→ **Set task**:
Take the data that follows and retype it word for word.

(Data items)
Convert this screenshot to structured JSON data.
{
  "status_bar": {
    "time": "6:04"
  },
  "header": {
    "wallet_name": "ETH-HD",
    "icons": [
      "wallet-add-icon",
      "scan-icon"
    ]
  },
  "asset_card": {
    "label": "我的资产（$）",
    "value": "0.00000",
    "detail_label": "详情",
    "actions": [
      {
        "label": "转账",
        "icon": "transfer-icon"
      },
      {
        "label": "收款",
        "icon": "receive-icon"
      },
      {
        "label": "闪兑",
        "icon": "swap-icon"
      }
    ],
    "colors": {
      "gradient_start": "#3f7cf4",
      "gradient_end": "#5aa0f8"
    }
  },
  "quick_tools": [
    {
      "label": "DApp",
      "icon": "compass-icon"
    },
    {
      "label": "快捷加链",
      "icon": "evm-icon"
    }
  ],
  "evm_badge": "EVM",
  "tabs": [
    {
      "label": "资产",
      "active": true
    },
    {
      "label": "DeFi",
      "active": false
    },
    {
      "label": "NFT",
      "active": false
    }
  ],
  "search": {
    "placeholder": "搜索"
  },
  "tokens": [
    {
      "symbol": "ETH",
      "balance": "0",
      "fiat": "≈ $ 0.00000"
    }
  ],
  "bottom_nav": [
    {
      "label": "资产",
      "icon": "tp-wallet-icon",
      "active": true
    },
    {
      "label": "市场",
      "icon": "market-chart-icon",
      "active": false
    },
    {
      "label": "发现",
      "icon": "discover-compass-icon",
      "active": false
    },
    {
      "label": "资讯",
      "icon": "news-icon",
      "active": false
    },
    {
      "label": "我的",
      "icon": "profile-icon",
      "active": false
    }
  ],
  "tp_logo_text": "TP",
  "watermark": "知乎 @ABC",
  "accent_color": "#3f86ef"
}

→ **Exercise response**:
Convert this screenshot to structured JSON data.
{
  "status_bar": {
    "time": "6:04"
  },
  "header": {
    "wallet_name": "ETH-HD",
    "icons": [
      "wallet-add-icon",
      "scan-icon"
    ]
  },
  "asset_card": {
    "label": "我的资产（$）",
    "value": "0.00000",
    "detail_label": "详情",
    "actions": [
      {
        "label": "转账",
        "icon": "transfer-icon"
      },
      {
        "label": "收款",
        "icon": "receive-icon"
      },
      {
        "label": "闪兑",
        "icon": "swap-icon"
      }
    ],
    "colors": {
      "gradient_start": "#3f7cf4",
      "gradient_end": "#5aa0f8"
    }
  },
  "quick_tools": [
    {
      "label": "DApp",
      "icon": "compass-icon"
    },
    {
      "label": "快捷加链",
      "icon": "evm-icon"
    }
  ],
  "evm_badge": "EVM",
  "tabs": [
    {
      "label": "资产",
      "active": true
    },
    {
      "label": "DeFi",
      "active": false
    },
    {
      "label": "NFT",
      "active": false
    }
  ],
  "search": {
    "placeholder": "搜索"
  },
  "tokens": [
    {
      "symbol": "ETH",
      "balance": "0",
      "fiat": "≈ $ 0.00000"
    }
  ],
  "bottom_nav": [
    {
      "label": "资产",
      "icon": "tp-wallet-icon",
      "active": true
    },
    {
      "label": "市场",
      "icon": "market-chart-icon",
      "active": false
    },
    {
      "label": "发现",
      "icon": "discover-compass-icon",
      "active": false
    },
    {
      "label": "资讯",
      "icon": "news-icon",
      "active": false
    },
    {
      "label": "我的",
      "icon": "profile-icon",
      "active": false
    }
  ],
  "tp_logo_text": "TP",
  "watermark": "知乎 @ABC",
  "accent_color": "#3f86ef"
}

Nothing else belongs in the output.